What the exercise asks: Look through the records that follow. Copy every line containing the word "xlabel".

Supplied information:
____

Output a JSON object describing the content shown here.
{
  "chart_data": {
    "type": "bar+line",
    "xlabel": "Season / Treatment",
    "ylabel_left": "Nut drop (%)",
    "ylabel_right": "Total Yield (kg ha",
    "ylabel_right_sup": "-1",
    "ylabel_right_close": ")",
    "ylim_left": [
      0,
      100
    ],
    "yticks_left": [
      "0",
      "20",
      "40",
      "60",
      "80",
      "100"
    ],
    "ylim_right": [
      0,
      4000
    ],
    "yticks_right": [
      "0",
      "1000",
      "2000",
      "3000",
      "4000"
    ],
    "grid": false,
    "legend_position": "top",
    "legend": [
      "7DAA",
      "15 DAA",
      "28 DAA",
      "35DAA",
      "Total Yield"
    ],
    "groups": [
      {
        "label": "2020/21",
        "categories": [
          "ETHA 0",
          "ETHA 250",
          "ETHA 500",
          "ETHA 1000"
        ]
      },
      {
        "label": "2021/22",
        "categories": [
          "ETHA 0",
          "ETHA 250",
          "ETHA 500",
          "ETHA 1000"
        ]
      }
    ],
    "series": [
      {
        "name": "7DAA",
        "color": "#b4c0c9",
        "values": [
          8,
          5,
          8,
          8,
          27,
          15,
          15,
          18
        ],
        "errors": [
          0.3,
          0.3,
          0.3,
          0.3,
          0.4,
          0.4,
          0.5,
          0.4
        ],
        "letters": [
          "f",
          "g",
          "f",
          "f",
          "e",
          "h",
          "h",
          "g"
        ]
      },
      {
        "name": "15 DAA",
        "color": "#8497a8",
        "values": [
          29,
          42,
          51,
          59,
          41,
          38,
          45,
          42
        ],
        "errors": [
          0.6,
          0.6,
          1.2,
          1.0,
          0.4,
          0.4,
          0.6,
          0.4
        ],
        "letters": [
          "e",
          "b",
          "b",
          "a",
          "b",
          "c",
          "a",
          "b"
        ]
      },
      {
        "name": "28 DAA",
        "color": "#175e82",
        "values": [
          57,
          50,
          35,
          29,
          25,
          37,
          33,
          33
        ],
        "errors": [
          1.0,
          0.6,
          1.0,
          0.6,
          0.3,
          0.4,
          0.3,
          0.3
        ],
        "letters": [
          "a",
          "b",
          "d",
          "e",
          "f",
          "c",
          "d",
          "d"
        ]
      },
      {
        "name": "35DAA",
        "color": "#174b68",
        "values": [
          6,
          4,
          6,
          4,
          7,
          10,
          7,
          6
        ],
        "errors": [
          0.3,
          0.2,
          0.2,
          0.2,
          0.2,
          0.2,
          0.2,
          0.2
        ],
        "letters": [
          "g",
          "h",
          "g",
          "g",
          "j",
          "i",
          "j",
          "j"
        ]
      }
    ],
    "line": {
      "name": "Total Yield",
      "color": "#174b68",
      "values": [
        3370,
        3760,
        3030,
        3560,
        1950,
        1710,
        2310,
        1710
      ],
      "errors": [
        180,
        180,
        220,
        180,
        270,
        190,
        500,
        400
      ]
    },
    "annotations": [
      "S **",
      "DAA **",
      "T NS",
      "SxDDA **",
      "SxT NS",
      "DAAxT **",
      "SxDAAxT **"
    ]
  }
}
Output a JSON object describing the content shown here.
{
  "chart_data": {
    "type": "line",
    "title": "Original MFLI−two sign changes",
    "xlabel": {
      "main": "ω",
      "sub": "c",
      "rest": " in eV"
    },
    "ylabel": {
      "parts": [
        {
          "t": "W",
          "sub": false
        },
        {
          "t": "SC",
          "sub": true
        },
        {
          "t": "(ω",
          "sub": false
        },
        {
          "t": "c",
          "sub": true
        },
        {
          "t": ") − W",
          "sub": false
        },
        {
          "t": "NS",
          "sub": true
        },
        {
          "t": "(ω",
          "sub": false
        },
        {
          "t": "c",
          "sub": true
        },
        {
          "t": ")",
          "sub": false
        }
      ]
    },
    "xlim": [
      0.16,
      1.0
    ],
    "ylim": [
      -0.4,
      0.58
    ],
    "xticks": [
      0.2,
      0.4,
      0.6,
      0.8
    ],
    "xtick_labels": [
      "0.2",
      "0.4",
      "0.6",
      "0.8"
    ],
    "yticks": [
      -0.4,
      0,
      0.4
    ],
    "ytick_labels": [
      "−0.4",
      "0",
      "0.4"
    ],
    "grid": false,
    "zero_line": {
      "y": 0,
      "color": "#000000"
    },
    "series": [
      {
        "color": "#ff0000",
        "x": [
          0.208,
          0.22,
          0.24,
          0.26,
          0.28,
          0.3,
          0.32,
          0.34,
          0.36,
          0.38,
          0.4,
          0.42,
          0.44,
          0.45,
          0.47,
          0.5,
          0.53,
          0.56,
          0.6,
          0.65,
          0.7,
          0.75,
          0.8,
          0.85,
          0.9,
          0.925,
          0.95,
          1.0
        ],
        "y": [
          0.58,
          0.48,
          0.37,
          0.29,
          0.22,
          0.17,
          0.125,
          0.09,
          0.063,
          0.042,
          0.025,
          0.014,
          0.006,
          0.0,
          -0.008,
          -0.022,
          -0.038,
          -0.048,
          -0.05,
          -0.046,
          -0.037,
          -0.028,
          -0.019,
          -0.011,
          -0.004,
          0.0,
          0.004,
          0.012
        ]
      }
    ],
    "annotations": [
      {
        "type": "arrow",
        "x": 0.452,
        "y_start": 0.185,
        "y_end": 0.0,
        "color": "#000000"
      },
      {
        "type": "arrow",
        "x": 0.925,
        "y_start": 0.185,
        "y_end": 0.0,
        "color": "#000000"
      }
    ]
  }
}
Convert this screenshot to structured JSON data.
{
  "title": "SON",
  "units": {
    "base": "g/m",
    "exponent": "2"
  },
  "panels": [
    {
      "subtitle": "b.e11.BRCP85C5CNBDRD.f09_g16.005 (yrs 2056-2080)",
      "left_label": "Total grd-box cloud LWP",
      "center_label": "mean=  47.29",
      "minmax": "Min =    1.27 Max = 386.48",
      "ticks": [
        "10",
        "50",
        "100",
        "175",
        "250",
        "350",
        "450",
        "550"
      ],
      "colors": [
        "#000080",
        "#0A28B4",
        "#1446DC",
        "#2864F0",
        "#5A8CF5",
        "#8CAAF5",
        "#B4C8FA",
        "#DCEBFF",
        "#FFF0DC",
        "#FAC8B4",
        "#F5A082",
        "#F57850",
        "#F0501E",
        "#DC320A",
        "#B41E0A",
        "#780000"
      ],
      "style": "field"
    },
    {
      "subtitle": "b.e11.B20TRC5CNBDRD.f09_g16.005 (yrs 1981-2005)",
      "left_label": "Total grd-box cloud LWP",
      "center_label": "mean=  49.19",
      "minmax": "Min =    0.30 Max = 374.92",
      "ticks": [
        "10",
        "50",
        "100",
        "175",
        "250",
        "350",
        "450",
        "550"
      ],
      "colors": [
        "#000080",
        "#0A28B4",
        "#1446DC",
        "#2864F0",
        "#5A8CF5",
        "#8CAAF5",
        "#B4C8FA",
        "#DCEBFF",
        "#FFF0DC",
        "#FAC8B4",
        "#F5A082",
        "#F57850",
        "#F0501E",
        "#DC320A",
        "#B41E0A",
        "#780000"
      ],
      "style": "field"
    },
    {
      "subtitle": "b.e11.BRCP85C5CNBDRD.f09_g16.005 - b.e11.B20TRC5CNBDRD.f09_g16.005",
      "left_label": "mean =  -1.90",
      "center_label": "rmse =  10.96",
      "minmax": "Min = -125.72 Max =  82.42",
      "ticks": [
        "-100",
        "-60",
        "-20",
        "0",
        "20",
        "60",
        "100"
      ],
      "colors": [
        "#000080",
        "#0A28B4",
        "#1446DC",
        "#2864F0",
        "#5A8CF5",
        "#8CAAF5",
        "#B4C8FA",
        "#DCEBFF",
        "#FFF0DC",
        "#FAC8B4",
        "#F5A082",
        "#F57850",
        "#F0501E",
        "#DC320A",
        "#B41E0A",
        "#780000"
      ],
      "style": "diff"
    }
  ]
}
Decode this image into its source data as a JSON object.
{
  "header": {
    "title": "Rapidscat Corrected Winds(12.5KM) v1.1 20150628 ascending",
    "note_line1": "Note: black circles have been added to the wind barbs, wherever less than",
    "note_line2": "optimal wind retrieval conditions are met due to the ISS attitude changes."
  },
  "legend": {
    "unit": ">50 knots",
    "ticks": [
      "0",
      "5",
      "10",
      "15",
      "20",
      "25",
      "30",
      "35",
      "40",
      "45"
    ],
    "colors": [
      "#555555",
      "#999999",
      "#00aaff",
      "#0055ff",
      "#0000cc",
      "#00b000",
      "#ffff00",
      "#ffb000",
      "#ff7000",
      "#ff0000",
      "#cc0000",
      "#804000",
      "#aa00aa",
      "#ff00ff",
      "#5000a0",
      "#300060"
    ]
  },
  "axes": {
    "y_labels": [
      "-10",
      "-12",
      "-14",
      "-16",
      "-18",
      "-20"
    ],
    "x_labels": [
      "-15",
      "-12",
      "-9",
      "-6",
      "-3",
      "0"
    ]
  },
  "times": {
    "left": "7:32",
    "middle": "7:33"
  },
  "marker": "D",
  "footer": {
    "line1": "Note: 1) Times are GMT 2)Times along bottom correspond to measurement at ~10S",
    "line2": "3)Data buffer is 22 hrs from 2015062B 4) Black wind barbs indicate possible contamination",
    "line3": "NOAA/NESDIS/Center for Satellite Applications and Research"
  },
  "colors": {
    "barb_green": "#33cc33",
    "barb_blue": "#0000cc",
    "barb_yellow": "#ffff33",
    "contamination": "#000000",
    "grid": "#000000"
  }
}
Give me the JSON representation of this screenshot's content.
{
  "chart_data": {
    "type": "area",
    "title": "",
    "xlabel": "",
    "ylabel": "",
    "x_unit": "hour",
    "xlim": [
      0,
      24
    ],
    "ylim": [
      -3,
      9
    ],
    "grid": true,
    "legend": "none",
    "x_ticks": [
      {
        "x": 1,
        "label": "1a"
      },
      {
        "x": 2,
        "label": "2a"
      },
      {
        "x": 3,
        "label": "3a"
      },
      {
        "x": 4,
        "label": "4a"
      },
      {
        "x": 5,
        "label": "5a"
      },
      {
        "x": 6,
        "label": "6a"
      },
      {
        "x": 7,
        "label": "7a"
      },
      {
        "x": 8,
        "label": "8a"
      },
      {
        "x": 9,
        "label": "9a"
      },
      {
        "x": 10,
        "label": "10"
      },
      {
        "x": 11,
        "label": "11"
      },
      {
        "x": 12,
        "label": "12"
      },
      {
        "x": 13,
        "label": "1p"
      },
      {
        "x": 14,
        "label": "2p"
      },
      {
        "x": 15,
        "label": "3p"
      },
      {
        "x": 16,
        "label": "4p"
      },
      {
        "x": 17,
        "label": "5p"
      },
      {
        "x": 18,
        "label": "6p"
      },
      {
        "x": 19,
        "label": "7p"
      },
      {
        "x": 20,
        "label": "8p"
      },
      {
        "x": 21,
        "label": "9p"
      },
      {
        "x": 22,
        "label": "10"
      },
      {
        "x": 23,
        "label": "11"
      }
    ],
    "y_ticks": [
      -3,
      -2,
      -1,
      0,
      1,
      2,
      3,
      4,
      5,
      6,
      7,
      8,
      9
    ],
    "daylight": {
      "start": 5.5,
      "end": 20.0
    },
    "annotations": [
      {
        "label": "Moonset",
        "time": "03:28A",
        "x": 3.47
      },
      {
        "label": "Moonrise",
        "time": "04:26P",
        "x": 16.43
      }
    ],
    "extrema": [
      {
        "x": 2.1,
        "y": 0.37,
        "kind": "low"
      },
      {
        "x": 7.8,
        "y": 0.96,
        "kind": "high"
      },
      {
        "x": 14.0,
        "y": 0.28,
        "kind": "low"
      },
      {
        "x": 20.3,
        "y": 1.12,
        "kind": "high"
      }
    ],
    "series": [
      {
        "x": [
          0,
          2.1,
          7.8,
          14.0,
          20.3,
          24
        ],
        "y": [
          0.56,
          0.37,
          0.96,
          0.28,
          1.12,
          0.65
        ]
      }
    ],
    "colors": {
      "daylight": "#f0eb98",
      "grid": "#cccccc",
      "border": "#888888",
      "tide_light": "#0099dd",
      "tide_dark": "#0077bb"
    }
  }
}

____

Full answer:
    "xlabel": "Season / Treatment",
    "xlabel": {
    "xlabel": "",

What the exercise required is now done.